Your task is to print every entry below exactly as given.

=== Records supplied ===
>>>>>
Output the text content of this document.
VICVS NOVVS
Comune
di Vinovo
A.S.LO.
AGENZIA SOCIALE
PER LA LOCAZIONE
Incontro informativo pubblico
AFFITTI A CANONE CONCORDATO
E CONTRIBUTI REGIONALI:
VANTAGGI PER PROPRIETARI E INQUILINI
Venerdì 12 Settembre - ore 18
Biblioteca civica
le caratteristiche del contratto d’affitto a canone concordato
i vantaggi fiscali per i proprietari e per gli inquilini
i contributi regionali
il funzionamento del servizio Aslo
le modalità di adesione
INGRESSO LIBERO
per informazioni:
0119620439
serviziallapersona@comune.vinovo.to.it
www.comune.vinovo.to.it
<<<<<
=== Output for this exercise ===
Output the text content of this document.
VICVS NOVVS
Comune
di Vinovo
A.S.LO.
AGENZIA SOCIALE
PER LA LOCAZIONE
Incontro informativo pubblico
AFFITTI A CANONE CONCORDATO
E CONTRIBUTI REGIONALI:
VANTAGGI PER PROPRIETARI E INQUILINI
Venerdì 12 Settembre - ore 18
Biblioteca civica
le caratteristiche del contratto d’affitto a canone concordato
i vantaggi fiscali per i proprietari e per gli inquilini
i contributi regionali
il funzionamento del servizio Aslo
le modalità di adesione
INGRESSO LIBERO
per informazioni:
0119620439
serviziallapersona@comune.vinovo.to.it
www.comune.vinovo.to.it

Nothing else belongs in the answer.